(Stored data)
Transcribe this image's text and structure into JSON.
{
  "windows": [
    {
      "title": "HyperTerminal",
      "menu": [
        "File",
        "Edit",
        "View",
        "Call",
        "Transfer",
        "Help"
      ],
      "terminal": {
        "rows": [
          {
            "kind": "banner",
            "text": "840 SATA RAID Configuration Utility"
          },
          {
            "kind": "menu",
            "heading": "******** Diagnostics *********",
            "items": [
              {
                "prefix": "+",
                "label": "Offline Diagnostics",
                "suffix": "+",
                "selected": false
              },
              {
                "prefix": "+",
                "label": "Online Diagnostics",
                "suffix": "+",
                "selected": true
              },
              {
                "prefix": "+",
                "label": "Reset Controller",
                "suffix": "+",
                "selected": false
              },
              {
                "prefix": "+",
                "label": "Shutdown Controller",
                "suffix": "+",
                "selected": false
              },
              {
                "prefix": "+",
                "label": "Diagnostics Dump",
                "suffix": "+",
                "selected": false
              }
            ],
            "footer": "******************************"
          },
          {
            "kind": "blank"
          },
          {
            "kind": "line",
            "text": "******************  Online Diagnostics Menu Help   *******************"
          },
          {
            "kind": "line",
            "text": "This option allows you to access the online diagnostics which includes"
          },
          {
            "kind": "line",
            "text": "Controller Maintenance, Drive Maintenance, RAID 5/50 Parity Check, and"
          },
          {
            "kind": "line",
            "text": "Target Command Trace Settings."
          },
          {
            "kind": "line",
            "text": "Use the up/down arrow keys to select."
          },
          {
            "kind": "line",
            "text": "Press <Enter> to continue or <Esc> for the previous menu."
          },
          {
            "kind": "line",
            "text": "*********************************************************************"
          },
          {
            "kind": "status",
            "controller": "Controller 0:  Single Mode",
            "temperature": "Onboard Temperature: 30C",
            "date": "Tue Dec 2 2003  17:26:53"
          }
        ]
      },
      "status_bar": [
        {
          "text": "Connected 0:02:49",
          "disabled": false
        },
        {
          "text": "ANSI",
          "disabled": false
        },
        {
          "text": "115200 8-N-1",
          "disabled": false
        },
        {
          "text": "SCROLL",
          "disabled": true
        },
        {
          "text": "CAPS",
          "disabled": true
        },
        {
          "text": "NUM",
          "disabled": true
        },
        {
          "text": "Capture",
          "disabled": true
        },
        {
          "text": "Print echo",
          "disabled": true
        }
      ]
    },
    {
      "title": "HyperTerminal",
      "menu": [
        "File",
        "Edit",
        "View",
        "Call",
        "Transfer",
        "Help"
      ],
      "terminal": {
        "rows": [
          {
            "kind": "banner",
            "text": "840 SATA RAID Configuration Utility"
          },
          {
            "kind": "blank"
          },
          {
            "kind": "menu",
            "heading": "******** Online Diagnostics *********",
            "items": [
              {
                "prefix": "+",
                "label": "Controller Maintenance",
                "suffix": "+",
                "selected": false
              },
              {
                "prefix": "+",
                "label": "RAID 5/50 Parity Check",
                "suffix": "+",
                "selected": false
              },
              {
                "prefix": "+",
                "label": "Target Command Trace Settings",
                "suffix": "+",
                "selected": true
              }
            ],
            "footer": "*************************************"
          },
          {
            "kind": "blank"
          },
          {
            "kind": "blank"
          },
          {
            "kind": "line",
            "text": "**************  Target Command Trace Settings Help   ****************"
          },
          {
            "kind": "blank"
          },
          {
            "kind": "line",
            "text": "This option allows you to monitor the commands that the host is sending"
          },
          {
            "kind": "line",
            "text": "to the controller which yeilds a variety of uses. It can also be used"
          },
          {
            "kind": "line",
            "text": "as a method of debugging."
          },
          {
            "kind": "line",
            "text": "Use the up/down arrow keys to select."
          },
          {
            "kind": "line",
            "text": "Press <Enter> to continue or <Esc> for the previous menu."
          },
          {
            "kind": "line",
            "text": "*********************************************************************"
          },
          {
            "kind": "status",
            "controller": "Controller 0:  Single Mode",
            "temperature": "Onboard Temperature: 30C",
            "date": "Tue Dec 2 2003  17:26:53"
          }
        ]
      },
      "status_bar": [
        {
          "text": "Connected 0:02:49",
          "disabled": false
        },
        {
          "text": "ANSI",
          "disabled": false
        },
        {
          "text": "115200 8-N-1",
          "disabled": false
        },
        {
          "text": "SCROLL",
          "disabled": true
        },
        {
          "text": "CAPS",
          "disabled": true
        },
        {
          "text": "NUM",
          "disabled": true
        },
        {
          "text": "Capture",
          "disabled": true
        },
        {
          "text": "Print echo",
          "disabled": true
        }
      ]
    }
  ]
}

**WHAT THE EXERCISE ASKS:** Reproduce the material in full, with no word added or dropped.

**RESPONSE TO THIS EXERCISE:**
Transcribe this image's text and structure into JSON.
{
  "windows": [
    {
      "title": "HyperTerminal",
      "menu": [
        "File",
        "Edit",
        "View",
        "Call",
        "Transfer",
        "Help"
      ],
      "terminal": {
        "rows": [
          {
            "kind": "banner",
            "text": "840 SATA RAID Configuration Utility"
          },
          {
            "kind": "menu",
            "heading": "******** Diagnostics *********",
            "items": [
              {
                "prefix": "+",
                "label": "Offline Diagnostics",
                "suffix": "+",
                "selected": false
              },
              {
                "prefix": "+",
                "label": "Online Diagnostics",
                "suffix": "+",
                "selected": true
              },
              {
                "prefix": "+",
                "label": "Reset Controller",
                "suffix": "+",
                "selected": false
              },
              {
                "prefix": "+",
                "label": "Shutdown Controller",
                "suffix": "+",
                "selected": false
              },
              {
                "prefix": "+",
                "label": "Diagnostics Dump",
                "suffix": "+",
                "selected": false
              }
            ],
            "footer": "******************************"
          },
          {
            "kind": "blank"
          },
          {
            "kind": "line",
            "text": "******************  Online Diagnostics Menu Help   *******************"
          },
          {
            "kind": "line",
            "text": "This option allows you to access the online diagnostics which includes"
          },
          {
            "kind": "line",
            "text": "Controller Maintenance, Drive Maintenance, RAID 5/50 Parity Check, and"
          },
          {
            "kind": "line",
            "text": "Target Command Trace Settings."
          },
          {
            "kind": "line",
            "text": "Use the up/down arrow keys to select."
          },
          {
            "kind": "line",
            "text": "Press <Enter> to continue or <Esc> for the previous menu."
          },
          {
            "kind": "line",
            "text": "*********************************************************************"
          },
          {
            "kind": "status",
            "controller": "Controller 0:  Single Mode",
            "temperature": "Onboard Temperature: 30C",
            "date": "Tue Dec 2 2003  17:26:53"
          }
        ]
      },
      "status_bar": [
        {
          "text": "Connected 0:02:49",
          "disabled": false
        },
        {
          "text": "ANSI",
          "disabled": false
        },
        {
          "text": "115200 8-N-1",
          "disabled": false
        },
        {
          "text": "SCROLL",
          "disabled": true
        },
        {
          "text": "CAPS",
          "disabled": true
        },
        {
          "text": "NUM",
          "disabled": true
        },
        {
          "text": "Capture",
          "disabled": true
        },
        {
          "text": "Print echo",
          "disabled": true
        }
      ]
    },
    {
      "title": "HyperTerminal",
      "menu": [
        "File",
        "Edit",
        "View",
        "Call",
        "Transfer",
        "Help"
      ],
      "terminal": {
        "rows": [
          {
            "kind": "banner",
            "text": "840 SATA RAID Configuration Utility"
          },
          {
            "kind": "blank"
          },
          {
            "kind": "menu",
            "heading": "******** Online Diagnostics *********",
            "items": [
              {
                "prefix": "+",
                "label": "Controller Maintenance",
                "suffix": "+",
                "selected": false
              },
              {
                "prefix": "+",
                "label": "RAID 5/50 Parity Check",
                "suffix": "+",
                "selected": false
              },
              {
                "prefix": "+",
                "label": "Target Command Trace Settings",
                "suffix": "+",
                "selected": true
              }
            ],
            "footer": "*************************************"
          },
          {
            "kind": "blank"
          },
          {
            "kind": "blank"
          },
          {
            "kind": "line",
            "text": "**************  Target Command Trace Settings Help   ****************"
          },
          {
            "kind": "blank"
          },
          {
            "kind": "line",
            "text": "This option allows you to monitor the commands that the host is sending"
          },
          {
            "kind": "line",
            "text": "to the controller which yeilds a variety of uses. It can also be used"
          },
          {
            "kind": "line",
            "text": "as a method of debugging."
          },
          {
            "kind": "line",
            "text": "Use the up/down arrow keys to select."
          },
          {
            "kind": "line",
            "text": "Press <Enter> to continue or <Esc> for the previous menu."
          },
          {
            "kind": "line",
            "text": "*********************************************************************"
          },
          {
            "kind": "status",
            "controller": "Controller 0:  Single Mode",
            "temperature": "Onboard Temperature: 30C",
            "date": "Tue Dec 2 2003  17:26:53"
          }
        ]
      },
      "status_bar": [
        {
          "text": "Connected 0:02:49",
          "disabled": false
        },
        {
          "text": "ANSI",
          "disabled": false
        },
        {
          "text": "115200 8-N-1",
          "disabled": false
        },
        {
          "text": "SCROLL",
          "disabled": true
        },
        {
          "text": "CAPS",
          "disabled": true
        },
        {
          "text": "NUM",
          "disabled": true
        },
        {
          "text": "Capture",
          "disabled": true
        },
        {
          "text": "Print echo",
          "disabled": true
        }
      ]
    }
  ]
}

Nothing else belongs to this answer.